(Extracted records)
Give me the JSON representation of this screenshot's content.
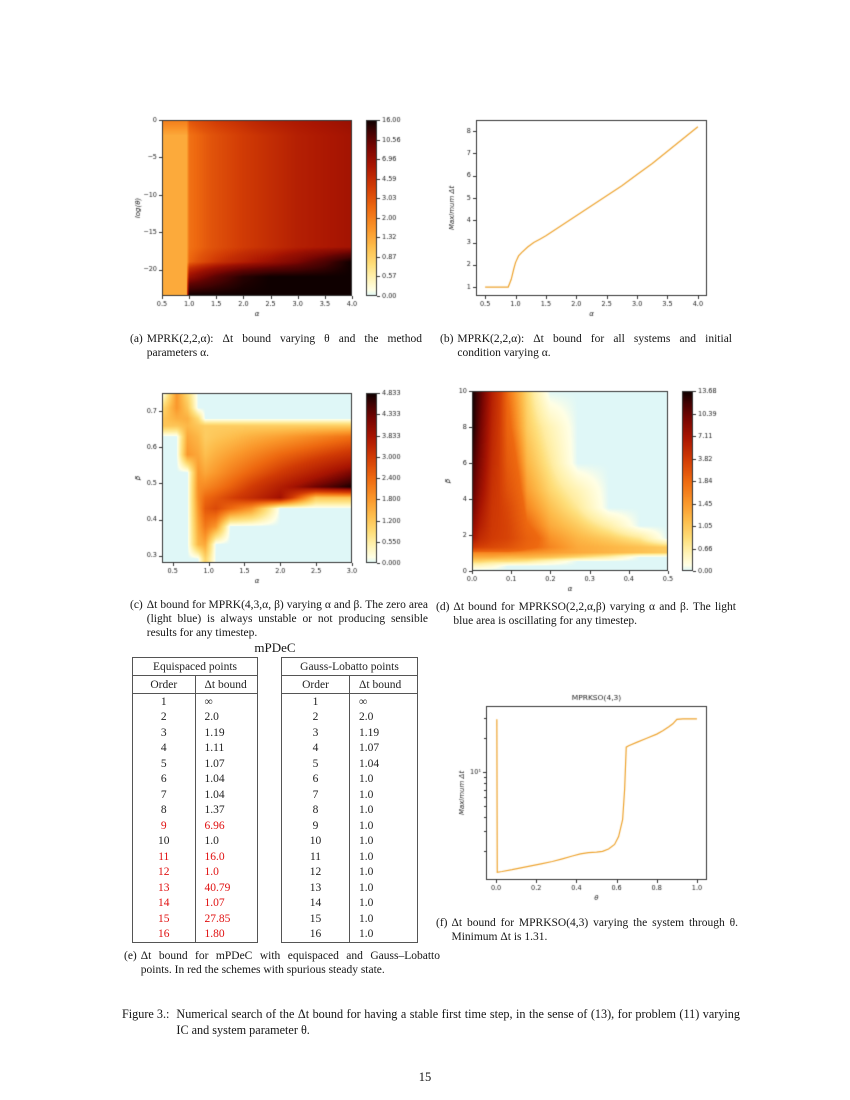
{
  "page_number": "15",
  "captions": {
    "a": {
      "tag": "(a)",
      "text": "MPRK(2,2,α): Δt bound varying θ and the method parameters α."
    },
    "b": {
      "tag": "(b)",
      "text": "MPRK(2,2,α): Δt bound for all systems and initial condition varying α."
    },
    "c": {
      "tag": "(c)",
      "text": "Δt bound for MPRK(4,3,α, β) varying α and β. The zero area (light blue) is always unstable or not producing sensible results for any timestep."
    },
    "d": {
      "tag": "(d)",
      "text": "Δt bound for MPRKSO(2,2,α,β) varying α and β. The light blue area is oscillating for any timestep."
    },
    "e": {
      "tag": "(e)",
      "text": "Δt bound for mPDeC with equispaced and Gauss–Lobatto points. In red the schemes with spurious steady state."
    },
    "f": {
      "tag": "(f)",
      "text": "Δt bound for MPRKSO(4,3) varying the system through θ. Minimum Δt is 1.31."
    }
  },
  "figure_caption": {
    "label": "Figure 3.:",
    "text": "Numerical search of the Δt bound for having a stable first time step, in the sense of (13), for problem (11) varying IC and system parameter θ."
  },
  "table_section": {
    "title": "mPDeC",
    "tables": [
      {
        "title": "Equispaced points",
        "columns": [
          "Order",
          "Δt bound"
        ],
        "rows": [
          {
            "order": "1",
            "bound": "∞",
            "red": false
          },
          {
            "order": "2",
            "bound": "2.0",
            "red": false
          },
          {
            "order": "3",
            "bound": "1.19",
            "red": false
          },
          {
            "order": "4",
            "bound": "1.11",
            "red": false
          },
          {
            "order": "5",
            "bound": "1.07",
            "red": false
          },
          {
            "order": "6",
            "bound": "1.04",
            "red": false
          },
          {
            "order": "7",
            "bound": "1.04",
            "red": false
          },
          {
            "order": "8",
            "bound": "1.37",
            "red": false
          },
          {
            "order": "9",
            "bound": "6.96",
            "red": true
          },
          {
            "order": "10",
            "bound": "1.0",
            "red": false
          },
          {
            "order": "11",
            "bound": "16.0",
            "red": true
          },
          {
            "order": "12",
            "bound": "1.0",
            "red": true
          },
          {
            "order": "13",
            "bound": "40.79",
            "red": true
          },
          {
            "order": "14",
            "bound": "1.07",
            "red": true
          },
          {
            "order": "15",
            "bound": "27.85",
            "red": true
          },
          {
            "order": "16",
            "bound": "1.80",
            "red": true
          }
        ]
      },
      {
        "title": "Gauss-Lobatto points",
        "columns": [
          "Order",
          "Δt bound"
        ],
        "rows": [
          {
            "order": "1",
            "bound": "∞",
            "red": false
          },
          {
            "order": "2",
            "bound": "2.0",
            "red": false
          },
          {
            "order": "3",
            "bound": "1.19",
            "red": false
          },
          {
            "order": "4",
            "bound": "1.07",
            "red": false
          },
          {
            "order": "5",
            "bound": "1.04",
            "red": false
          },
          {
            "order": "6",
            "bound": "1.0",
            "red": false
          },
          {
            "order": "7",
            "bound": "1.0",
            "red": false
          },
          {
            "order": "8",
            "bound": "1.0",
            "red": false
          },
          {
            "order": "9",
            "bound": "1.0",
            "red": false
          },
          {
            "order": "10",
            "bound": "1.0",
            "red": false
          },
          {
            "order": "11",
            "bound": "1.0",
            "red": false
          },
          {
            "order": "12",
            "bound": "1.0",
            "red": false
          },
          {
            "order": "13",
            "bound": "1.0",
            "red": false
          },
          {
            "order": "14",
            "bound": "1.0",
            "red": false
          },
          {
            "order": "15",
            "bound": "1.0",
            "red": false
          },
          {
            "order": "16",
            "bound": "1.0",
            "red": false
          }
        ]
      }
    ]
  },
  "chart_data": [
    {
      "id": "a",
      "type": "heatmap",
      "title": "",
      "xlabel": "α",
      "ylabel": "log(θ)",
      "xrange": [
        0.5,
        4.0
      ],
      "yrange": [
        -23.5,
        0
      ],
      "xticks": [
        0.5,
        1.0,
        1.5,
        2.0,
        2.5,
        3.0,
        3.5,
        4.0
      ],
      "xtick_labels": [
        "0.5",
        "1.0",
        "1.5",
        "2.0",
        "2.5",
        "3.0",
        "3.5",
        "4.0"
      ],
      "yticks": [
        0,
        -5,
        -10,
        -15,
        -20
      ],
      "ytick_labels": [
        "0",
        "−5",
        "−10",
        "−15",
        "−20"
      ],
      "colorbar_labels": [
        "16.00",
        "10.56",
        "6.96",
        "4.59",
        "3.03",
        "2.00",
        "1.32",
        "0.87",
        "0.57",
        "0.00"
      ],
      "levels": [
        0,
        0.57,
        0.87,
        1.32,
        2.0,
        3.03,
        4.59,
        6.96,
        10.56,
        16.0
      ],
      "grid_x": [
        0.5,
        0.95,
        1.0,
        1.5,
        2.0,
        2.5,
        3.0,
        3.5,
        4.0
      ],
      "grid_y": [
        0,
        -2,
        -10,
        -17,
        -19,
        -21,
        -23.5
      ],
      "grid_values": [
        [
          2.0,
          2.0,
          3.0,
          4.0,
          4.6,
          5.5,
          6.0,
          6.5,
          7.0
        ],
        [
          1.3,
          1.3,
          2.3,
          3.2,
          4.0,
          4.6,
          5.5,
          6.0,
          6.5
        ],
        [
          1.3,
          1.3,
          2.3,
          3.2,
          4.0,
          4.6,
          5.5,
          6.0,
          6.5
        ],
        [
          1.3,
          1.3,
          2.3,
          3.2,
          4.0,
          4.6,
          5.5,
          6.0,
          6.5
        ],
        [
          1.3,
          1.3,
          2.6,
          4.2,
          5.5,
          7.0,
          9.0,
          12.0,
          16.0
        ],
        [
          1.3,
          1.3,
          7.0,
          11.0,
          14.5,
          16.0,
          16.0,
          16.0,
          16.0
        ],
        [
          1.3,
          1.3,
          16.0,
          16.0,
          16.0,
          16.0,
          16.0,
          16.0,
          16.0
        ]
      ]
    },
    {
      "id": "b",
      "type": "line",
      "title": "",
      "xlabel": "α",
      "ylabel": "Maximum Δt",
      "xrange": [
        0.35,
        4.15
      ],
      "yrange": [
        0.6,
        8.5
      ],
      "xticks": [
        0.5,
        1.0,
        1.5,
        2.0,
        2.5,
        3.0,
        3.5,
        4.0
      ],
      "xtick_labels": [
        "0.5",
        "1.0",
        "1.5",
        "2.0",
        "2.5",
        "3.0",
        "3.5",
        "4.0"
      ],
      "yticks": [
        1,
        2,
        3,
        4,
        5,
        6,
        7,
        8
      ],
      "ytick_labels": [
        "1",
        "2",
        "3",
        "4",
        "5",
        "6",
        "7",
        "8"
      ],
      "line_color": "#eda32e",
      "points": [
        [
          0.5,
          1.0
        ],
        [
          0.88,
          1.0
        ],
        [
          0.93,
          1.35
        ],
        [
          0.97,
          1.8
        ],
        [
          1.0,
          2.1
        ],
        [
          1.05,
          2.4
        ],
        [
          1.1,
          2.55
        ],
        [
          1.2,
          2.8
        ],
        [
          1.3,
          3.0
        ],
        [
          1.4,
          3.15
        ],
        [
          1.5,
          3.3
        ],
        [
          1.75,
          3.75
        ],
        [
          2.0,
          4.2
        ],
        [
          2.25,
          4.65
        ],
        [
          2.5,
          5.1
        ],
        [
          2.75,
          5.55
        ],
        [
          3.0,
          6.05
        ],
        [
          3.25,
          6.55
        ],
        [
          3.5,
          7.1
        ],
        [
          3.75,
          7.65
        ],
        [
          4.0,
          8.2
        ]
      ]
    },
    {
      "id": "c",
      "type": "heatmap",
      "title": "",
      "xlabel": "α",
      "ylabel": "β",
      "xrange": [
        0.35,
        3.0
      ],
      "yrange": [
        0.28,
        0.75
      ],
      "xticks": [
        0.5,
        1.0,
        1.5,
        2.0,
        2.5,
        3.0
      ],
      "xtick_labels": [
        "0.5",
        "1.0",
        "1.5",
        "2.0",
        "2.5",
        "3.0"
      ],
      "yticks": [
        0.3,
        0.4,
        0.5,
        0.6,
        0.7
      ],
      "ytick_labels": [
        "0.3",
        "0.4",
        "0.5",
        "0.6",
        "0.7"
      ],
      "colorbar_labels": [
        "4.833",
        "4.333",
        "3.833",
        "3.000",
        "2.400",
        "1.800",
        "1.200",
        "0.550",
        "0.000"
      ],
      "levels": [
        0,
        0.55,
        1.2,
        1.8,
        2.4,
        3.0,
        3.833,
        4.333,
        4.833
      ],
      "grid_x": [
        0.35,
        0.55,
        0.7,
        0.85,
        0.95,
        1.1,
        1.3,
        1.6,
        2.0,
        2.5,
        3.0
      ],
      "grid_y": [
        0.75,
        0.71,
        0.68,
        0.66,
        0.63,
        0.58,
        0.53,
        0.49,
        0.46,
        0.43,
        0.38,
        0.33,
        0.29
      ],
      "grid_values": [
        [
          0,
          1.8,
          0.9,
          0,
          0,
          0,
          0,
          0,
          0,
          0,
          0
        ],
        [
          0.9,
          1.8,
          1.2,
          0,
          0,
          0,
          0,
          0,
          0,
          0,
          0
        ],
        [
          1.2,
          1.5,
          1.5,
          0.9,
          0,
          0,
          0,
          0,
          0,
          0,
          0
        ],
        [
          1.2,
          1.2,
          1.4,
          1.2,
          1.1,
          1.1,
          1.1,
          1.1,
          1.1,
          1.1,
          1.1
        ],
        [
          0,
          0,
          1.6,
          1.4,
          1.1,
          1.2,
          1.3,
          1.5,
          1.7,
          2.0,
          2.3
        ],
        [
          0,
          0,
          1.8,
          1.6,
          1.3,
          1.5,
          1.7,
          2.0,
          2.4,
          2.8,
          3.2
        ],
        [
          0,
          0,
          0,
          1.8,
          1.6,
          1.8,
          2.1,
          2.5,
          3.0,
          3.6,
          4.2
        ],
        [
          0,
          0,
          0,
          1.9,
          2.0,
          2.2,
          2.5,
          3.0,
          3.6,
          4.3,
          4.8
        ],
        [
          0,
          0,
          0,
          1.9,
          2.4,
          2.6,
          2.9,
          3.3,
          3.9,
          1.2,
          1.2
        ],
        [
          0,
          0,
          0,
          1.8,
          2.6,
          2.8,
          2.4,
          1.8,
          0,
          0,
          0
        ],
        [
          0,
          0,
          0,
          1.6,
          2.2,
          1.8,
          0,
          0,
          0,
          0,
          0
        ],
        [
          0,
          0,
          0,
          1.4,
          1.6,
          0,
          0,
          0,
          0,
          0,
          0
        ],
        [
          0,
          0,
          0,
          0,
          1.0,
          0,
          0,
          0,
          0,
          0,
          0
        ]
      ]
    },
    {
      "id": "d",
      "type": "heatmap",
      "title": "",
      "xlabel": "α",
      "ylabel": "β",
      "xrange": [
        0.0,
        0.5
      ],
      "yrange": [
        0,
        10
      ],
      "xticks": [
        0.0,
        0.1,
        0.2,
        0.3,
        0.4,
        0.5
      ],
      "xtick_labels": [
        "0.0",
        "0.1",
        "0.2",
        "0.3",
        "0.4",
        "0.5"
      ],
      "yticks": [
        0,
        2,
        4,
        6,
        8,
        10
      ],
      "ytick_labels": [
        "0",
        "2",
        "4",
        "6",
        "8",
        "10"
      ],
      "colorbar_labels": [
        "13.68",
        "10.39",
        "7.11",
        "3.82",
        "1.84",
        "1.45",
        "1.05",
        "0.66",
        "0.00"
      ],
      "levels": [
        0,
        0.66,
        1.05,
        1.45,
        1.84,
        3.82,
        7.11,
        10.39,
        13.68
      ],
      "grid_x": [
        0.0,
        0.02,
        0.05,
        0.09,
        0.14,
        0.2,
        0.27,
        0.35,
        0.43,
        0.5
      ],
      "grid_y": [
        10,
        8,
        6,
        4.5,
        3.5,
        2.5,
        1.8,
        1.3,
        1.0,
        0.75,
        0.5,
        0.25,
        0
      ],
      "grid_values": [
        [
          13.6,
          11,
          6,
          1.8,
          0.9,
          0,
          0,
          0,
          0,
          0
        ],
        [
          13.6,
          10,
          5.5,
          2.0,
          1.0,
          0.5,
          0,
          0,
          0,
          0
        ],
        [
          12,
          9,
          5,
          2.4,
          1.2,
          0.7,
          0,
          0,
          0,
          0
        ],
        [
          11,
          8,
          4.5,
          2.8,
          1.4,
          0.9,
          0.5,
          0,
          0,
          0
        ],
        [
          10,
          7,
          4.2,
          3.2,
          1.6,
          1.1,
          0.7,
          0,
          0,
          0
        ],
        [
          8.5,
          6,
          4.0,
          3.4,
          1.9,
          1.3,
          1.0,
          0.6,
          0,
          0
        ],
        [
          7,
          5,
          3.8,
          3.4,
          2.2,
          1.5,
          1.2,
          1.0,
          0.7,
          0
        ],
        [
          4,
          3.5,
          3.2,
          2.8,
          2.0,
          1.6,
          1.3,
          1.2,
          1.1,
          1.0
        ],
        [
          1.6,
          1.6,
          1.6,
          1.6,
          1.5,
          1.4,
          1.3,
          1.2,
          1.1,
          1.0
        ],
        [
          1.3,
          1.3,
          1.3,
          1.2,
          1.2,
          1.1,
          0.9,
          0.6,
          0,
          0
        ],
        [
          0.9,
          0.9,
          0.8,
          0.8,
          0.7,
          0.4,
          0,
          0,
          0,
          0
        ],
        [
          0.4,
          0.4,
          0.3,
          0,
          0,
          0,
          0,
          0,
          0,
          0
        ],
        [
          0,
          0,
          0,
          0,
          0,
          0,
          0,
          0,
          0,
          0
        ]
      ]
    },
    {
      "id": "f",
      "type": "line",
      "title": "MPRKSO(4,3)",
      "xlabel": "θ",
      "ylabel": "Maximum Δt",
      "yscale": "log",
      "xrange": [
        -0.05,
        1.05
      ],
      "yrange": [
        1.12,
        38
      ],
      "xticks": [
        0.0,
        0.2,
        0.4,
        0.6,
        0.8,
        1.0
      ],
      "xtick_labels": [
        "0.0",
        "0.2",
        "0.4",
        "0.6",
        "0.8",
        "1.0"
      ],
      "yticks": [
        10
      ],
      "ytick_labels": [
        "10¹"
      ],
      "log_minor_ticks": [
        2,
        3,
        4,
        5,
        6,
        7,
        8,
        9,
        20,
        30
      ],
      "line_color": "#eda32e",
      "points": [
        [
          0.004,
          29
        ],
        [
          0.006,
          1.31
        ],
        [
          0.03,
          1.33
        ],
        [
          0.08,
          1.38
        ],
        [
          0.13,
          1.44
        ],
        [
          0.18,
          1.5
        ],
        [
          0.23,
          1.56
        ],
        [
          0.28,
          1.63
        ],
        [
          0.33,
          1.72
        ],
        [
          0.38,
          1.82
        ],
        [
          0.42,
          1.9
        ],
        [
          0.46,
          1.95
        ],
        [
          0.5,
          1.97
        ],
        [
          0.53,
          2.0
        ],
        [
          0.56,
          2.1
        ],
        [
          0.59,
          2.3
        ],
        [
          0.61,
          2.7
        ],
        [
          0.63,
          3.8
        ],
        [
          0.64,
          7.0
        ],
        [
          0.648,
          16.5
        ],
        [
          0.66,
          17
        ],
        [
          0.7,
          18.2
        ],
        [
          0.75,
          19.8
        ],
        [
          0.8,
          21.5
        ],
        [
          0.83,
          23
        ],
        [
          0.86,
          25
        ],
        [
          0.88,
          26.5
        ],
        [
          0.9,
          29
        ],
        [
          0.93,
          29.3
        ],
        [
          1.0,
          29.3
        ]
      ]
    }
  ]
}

GIVEN INSTRUCTION: Extract every line above containing the word "Gauss".

WORKED ANSWER:
      "text": "Δt bound for mPDeC with equispaced and Gauss–Lobatto points. In red the schemes with spurious steady state."
        "title": "Gauss-Lobatto points",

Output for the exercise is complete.